Exercise details => Check each line of the listing for the string "Discussion", then state how many lines have it. Only the number is wanted.

----------------------------------------

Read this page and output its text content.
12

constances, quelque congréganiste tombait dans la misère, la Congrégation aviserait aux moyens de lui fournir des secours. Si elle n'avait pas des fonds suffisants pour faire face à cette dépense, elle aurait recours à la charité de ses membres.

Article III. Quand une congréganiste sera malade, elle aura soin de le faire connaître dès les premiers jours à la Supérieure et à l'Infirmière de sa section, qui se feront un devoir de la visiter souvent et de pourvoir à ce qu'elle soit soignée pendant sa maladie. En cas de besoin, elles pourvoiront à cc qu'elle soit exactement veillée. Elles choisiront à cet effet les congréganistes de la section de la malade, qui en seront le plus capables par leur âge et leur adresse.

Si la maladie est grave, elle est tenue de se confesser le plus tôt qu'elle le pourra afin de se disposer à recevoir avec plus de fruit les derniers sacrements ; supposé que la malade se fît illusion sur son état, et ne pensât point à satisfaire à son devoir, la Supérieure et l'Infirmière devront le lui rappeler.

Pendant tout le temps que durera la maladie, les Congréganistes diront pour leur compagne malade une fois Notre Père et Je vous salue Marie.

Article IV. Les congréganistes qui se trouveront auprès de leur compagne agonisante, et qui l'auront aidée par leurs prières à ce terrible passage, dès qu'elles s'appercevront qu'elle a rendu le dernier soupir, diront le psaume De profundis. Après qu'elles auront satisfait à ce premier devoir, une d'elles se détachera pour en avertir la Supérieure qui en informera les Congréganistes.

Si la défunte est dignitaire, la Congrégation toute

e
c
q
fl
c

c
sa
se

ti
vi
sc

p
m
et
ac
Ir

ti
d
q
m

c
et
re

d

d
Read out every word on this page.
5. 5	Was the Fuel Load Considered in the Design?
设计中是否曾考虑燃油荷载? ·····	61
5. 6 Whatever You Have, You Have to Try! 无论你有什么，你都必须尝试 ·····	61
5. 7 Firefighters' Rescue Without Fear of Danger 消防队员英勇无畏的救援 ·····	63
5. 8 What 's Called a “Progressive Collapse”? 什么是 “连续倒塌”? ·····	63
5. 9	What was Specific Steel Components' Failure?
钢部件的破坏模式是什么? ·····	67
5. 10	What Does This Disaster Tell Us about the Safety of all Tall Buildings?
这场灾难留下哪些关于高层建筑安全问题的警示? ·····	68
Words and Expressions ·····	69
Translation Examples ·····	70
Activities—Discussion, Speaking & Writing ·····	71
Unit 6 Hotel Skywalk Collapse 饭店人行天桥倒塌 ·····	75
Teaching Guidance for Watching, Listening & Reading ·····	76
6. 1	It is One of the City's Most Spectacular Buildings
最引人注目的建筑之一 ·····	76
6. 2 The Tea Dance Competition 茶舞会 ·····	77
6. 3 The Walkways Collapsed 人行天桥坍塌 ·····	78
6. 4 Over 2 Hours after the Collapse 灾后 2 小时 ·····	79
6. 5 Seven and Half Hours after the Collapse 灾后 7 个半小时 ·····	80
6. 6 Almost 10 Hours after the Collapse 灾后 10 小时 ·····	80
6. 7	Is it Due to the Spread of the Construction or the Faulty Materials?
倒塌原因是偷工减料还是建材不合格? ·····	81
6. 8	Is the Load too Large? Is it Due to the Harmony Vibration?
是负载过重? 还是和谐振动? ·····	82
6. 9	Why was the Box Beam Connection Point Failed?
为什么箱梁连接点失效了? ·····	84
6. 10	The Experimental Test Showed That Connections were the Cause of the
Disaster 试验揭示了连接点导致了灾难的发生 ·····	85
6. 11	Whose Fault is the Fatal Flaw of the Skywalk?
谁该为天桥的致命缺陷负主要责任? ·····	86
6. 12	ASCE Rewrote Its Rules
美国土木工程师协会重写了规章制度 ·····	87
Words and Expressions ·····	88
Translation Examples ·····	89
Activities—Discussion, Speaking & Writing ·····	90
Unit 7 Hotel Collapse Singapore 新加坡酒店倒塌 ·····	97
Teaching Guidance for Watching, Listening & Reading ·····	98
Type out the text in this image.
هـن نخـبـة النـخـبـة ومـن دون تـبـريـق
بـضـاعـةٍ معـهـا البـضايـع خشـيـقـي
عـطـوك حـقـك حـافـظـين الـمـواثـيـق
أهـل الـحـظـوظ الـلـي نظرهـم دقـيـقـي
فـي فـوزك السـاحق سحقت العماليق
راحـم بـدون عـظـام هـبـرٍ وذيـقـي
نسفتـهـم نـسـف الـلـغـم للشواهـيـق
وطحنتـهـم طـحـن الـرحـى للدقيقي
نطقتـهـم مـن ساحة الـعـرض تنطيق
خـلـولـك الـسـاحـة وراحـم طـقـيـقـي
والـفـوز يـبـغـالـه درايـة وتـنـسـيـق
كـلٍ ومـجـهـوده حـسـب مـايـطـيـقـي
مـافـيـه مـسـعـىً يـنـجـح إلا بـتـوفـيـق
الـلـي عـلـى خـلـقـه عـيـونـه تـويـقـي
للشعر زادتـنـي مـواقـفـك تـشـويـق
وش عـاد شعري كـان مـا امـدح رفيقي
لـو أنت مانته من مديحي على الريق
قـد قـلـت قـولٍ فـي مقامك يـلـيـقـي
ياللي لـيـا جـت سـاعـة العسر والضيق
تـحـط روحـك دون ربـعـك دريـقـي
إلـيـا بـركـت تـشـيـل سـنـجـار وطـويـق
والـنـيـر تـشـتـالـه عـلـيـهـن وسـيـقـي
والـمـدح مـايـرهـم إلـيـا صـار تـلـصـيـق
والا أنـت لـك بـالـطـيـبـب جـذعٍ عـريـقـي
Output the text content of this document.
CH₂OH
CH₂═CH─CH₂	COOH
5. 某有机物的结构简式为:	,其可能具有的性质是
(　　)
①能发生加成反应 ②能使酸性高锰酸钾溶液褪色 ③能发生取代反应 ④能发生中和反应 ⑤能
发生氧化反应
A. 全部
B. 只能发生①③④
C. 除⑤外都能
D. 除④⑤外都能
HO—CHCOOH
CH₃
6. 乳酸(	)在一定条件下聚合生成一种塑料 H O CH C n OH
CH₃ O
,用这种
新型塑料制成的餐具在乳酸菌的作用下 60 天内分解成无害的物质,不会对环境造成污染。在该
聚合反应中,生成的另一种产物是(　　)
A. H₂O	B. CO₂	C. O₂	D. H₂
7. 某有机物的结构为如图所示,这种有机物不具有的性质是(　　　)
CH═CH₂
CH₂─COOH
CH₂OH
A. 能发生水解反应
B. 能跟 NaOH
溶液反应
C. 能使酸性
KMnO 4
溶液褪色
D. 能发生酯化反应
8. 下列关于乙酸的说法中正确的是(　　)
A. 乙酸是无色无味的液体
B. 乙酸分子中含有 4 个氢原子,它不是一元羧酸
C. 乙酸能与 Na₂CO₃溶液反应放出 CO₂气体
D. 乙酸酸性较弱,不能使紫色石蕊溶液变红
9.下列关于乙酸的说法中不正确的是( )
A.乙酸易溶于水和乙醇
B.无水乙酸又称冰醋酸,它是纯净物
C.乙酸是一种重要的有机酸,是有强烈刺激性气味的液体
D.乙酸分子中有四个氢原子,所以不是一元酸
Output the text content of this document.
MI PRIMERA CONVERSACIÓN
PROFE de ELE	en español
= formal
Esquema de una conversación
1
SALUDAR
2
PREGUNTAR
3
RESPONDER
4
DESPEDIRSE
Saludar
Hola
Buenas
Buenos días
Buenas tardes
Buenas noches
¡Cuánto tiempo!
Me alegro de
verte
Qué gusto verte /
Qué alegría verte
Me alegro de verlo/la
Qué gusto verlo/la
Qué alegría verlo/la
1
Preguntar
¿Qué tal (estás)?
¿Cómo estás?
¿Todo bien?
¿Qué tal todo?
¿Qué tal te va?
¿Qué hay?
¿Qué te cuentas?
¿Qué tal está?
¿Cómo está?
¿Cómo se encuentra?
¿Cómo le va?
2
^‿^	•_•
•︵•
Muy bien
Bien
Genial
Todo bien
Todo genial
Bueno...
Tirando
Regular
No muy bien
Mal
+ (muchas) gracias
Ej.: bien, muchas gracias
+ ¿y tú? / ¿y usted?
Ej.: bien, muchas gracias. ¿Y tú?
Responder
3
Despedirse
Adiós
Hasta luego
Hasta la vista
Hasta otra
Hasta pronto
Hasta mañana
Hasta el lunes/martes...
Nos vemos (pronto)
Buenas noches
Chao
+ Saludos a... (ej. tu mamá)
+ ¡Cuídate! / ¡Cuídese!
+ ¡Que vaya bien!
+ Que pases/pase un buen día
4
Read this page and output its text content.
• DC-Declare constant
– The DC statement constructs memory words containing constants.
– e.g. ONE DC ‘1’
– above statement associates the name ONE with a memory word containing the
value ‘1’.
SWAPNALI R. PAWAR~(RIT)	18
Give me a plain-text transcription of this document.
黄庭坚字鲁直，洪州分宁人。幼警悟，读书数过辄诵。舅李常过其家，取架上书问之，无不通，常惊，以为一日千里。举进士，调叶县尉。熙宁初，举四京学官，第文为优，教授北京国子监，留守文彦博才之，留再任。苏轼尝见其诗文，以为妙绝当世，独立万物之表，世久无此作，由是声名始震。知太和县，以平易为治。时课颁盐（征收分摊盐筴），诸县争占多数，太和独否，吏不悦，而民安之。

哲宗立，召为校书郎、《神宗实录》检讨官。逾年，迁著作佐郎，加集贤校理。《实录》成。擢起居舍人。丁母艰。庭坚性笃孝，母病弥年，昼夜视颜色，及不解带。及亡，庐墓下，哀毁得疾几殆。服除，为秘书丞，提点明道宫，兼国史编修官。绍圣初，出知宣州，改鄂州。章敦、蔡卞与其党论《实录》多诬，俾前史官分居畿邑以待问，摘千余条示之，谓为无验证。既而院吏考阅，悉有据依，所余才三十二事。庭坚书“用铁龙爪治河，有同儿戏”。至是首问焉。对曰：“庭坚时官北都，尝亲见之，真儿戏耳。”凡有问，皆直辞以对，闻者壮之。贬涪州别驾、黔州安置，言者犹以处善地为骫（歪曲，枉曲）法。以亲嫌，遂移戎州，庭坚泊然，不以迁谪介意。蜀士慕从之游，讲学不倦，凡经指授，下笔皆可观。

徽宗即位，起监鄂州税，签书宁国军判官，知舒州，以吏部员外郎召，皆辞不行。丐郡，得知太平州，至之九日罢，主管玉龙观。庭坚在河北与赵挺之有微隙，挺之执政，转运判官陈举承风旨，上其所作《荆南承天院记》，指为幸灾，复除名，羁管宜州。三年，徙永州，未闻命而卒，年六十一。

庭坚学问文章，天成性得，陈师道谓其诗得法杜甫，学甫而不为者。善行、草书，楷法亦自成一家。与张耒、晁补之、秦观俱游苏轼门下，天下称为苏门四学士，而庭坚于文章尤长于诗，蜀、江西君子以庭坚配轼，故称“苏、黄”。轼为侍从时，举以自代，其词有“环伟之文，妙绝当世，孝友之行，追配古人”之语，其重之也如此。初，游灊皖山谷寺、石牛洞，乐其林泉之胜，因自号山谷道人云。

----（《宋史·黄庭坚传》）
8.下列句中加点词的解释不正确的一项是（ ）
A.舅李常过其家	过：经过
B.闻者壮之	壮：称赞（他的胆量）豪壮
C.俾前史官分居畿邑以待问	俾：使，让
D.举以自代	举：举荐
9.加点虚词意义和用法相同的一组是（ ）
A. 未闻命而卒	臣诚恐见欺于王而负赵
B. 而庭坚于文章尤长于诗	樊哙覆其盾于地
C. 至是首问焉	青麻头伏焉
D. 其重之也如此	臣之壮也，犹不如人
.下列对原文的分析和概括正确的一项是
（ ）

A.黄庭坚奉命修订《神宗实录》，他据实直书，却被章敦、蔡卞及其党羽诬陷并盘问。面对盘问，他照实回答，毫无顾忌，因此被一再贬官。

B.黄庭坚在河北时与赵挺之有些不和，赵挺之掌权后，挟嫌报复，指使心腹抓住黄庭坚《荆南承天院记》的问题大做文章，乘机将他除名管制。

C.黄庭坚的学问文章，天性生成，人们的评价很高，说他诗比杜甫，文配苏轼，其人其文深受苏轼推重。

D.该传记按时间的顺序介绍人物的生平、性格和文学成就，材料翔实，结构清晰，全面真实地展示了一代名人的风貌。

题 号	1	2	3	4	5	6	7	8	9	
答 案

----------------------------------------

Finished exercise => 2